* [Data for this task]:
..........

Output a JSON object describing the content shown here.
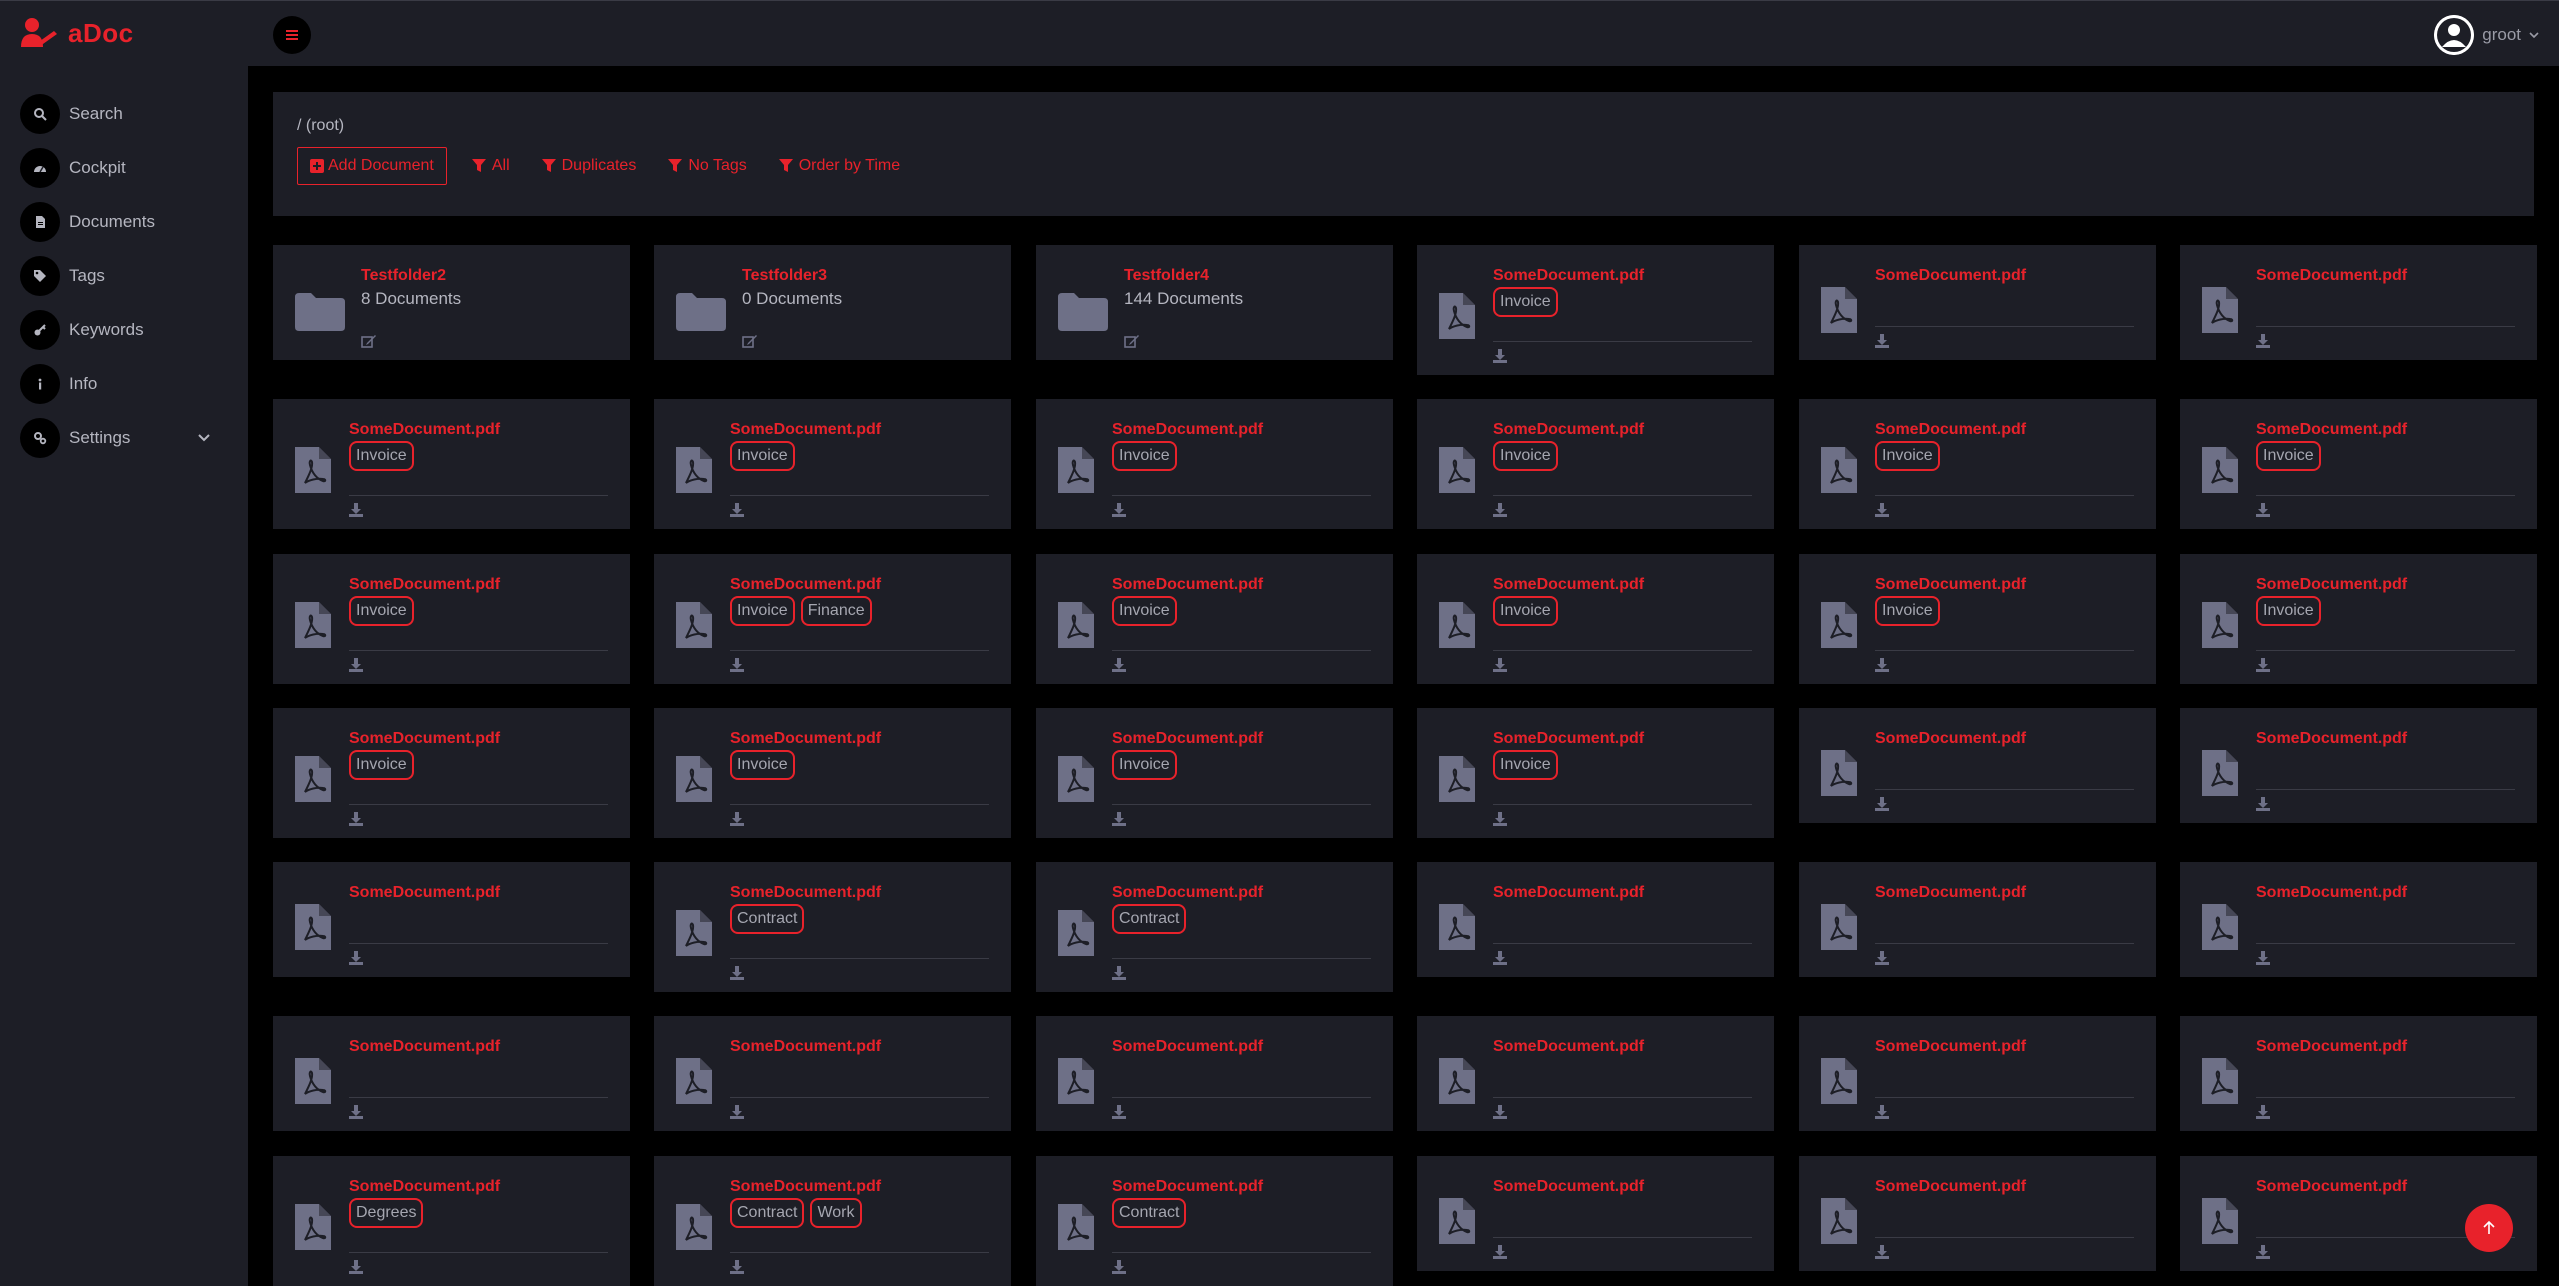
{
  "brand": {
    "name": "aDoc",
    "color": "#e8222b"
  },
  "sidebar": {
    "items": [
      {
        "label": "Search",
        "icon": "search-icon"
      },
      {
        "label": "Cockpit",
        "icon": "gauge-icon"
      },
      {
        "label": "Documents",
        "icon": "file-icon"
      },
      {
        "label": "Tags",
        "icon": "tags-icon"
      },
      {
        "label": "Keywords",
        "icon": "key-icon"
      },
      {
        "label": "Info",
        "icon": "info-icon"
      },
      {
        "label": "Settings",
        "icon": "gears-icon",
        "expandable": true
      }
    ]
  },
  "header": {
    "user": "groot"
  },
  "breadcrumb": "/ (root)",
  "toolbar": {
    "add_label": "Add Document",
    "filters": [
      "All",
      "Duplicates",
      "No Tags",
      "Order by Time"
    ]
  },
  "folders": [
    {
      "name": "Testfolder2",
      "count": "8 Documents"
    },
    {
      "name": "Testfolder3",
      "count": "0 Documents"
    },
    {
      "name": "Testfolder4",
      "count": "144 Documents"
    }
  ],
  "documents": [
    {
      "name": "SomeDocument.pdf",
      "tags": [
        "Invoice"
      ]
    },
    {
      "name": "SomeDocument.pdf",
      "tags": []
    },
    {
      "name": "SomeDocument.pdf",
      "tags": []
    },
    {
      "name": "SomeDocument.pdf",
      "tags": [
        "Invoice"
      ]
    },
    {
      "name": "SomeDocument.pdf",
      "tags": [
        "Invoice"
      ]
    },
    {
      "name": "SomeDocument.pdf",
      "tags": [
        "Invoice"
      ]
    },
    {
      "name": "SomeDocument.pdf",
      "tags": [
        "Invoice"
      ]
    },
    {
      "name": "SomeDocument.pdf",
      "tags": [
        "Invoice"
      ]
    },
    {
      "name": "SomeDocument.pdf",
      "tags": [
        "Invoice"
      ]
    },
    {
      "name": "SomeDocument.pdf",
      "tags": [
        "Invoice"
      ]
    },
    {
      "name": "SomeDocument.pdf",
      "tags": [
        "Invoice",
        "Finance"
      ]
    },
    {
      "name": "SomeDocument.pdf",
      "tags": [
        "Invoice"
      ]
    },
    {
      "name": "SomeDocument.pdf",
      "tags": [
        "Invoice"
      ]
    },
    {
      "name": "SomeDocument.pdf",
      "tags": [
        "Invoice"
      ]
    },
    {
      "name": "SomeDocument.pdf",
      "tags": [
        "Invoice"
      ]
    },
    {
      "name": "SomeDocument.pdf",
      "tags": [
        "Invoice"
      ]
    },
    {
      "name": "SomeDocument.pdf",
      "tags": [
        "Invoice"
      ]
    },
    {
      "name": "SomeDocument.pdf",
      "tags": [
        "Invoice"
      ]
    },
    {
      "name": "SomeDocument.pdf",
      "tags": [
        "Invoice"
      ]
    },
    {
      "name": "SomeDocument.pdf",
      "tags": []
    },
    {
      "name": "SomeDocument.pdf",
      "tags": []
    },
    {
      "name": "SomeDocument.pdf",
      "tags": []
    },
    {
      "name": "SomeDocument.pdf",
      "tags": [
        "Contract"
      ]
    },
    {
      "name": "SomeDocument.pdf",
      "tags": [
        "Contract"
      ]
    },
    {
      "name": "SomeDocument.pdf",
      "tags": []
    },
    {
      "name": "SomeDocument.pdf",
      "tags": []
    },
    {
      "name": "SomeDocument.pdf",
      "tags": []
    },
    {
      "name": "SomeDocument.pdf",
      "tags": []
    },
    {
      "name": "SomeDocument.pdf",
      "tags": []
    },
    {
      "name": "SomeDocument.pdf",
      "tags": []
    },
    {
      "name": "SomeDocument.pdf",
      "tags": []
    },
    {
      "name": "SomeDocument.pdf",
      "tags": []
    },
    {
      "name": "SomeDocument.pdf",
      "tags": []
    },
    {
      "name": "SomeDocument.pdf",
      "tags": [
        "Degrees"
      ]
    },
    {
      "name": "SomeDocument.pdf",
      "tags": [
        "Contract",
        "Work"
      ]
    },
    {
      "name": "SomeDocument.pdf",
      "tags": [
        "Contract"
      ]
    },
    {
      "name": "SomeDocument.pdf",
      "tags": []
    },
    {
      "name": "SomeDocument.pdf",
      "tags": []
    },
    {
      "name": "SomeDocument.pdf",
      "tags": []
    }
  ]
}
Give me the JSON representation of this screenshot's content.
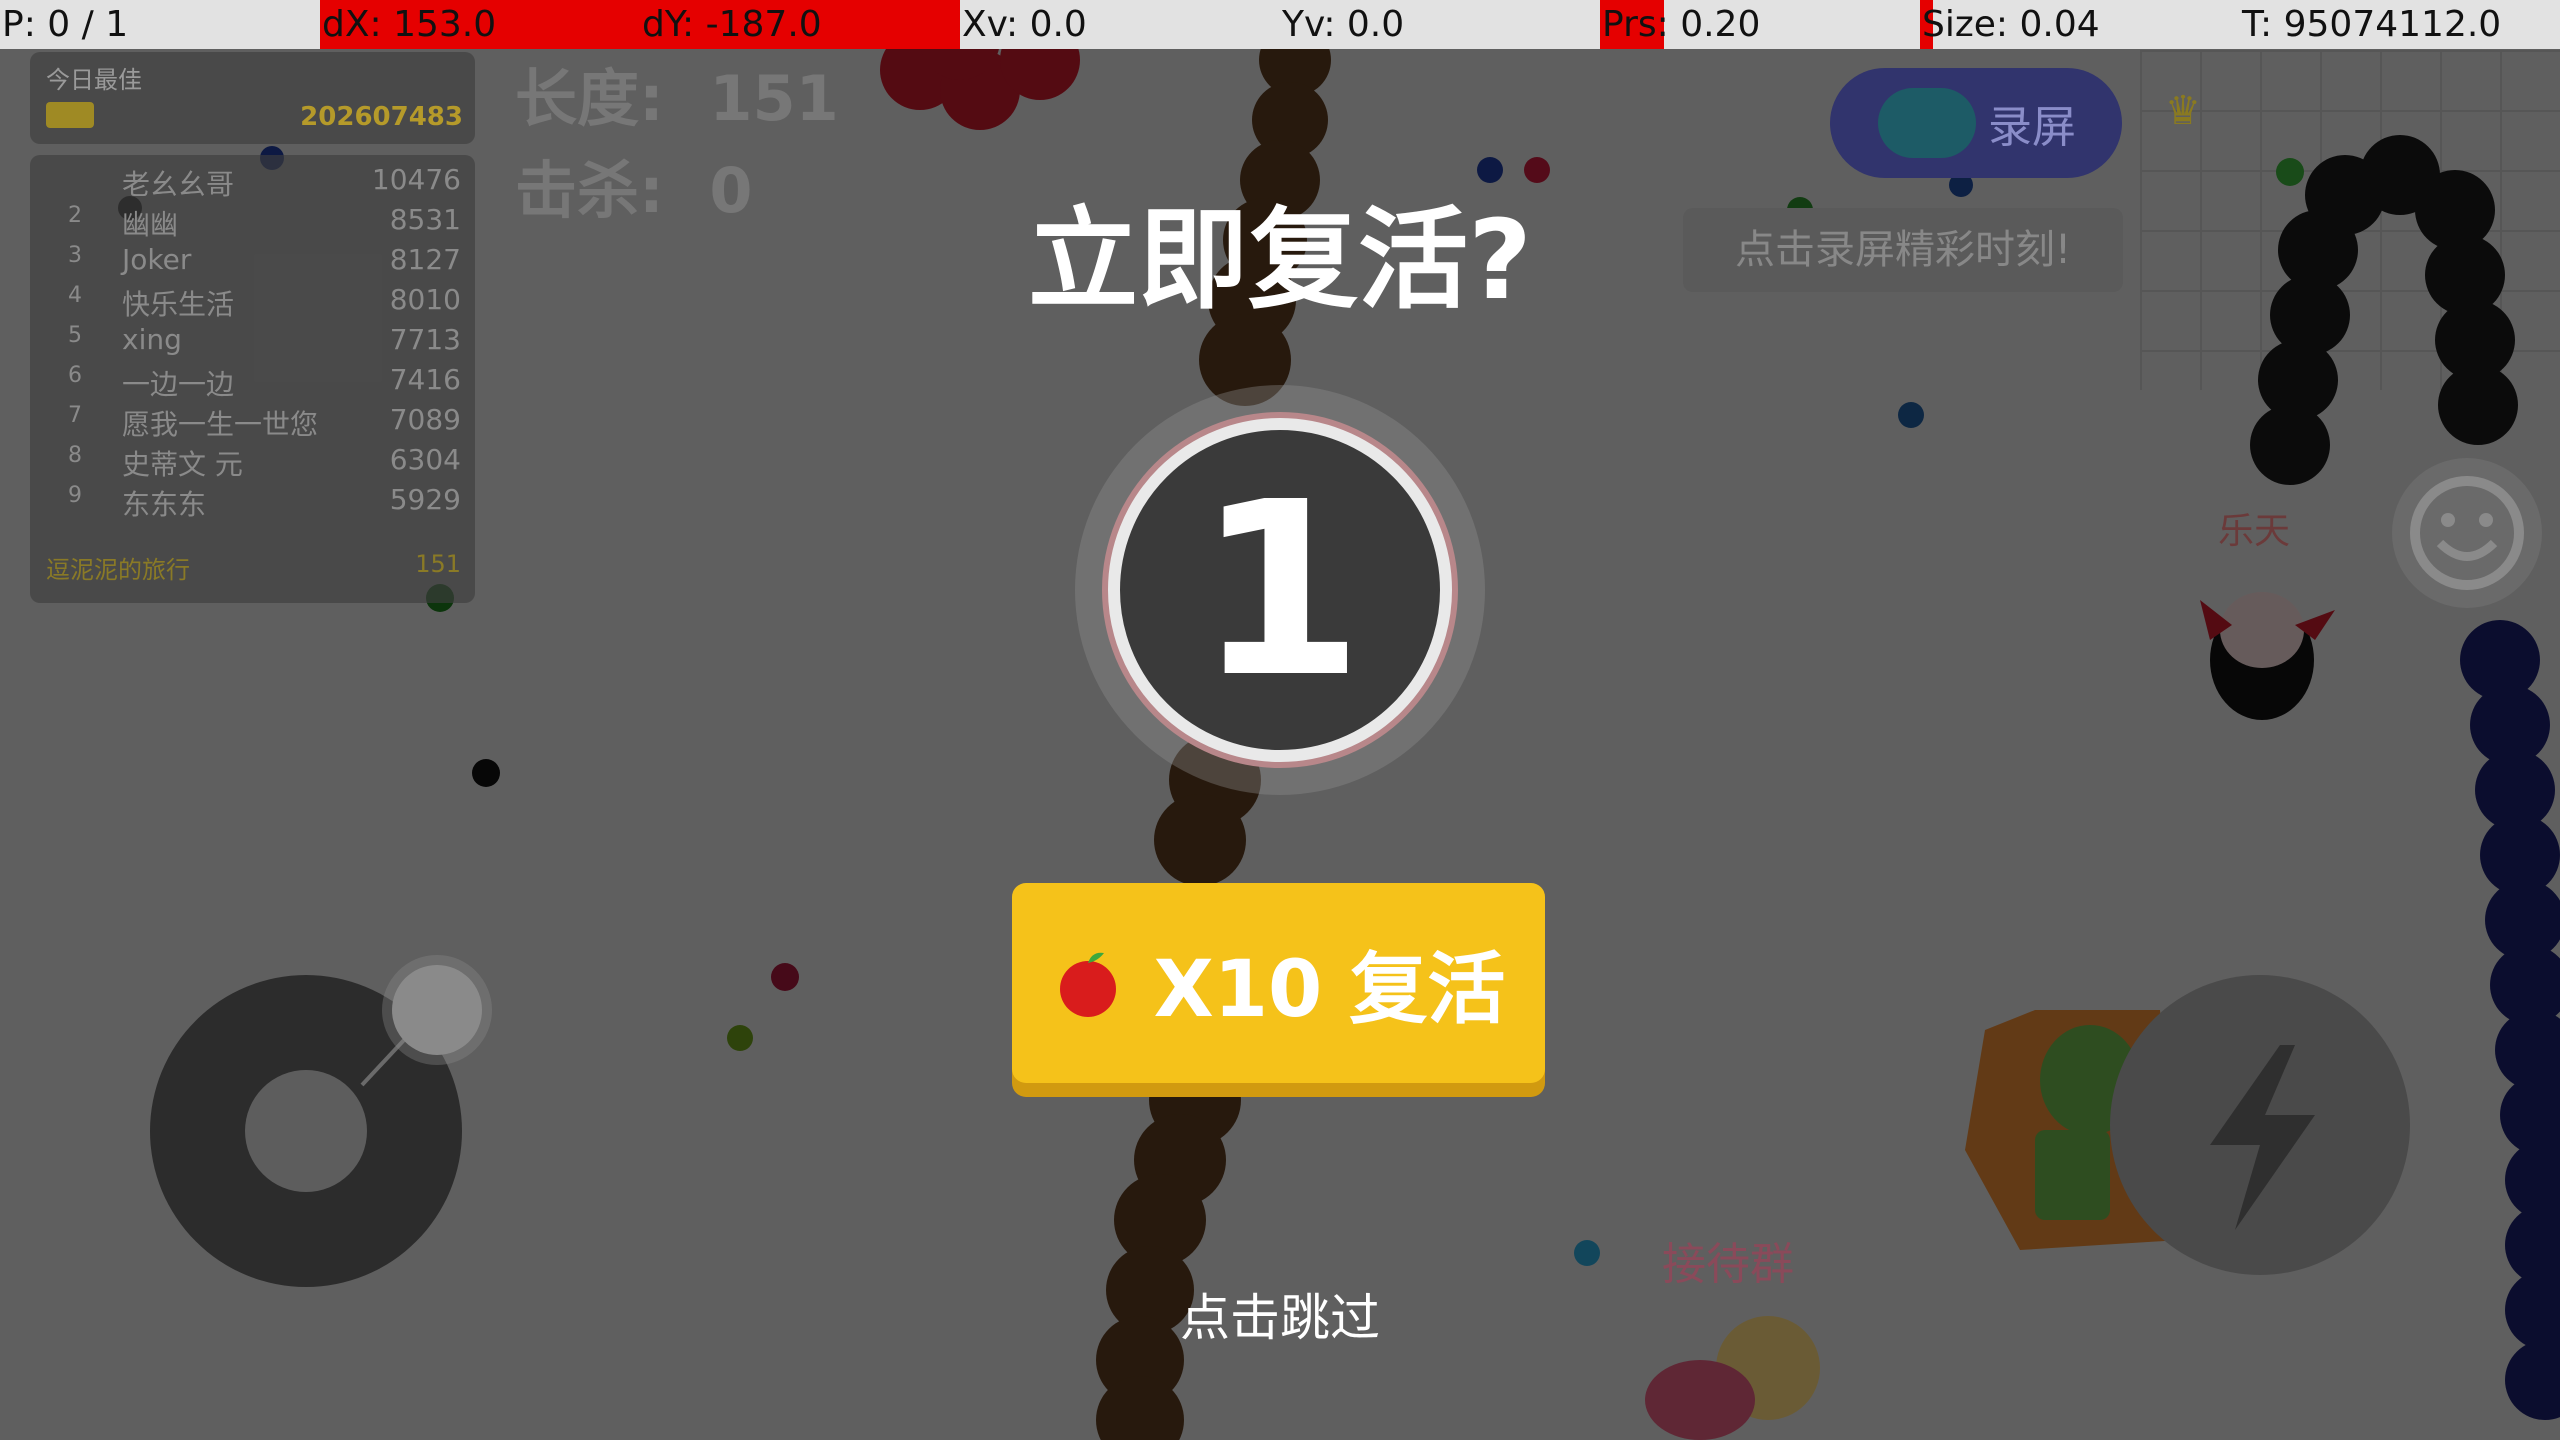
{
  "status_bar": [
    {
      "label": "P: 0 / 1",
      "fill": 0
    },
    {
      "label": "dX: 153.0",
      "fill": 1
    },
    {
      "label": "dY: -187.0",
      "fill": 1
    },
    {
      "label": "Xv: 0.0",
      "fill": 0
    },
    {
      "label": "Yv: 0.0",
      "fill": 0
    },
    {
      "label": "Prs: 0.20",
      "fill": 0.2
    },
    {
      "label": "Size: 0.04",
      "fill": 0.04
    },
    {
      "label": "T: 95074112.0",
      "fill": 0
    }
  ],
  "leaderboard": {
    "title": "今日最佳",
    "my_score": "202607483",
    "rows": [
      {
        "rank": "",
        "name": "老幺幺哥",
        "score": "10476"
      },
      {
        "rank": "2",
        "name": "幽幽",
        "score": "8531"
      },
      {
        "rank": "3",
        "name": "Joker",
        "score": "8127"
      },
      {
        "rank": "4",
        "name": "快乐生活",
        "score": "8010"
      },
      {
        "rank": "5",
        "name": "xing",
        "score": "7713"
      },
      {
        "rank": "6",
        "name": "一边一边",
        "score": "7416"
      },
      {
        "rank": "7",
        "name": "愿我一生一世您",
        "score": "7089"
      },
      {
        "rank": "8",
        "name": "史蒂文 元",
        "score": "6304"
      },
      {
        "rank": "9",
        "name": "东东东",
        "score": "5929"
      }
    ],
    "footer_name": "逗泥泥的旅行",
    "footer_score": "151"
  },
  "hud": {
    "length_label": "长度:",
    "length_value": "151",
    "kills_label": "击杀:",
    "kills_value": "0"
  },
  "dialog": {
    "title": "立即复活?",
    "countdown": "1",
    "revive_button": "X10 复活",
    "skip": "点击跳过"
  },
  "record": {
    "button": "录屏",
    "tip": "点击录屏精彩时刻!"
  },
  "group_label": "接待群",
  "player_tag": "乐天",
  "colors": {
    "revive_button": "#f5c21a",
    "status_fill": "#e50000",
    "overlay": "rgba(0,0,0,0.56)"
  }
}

..........

* [What to work on]: Using the data above, copy each line that contains "content".

* [Solution to this task]:
Output a JSON object describing the content shown here.
Give me the JSON representation of this screenshot's content.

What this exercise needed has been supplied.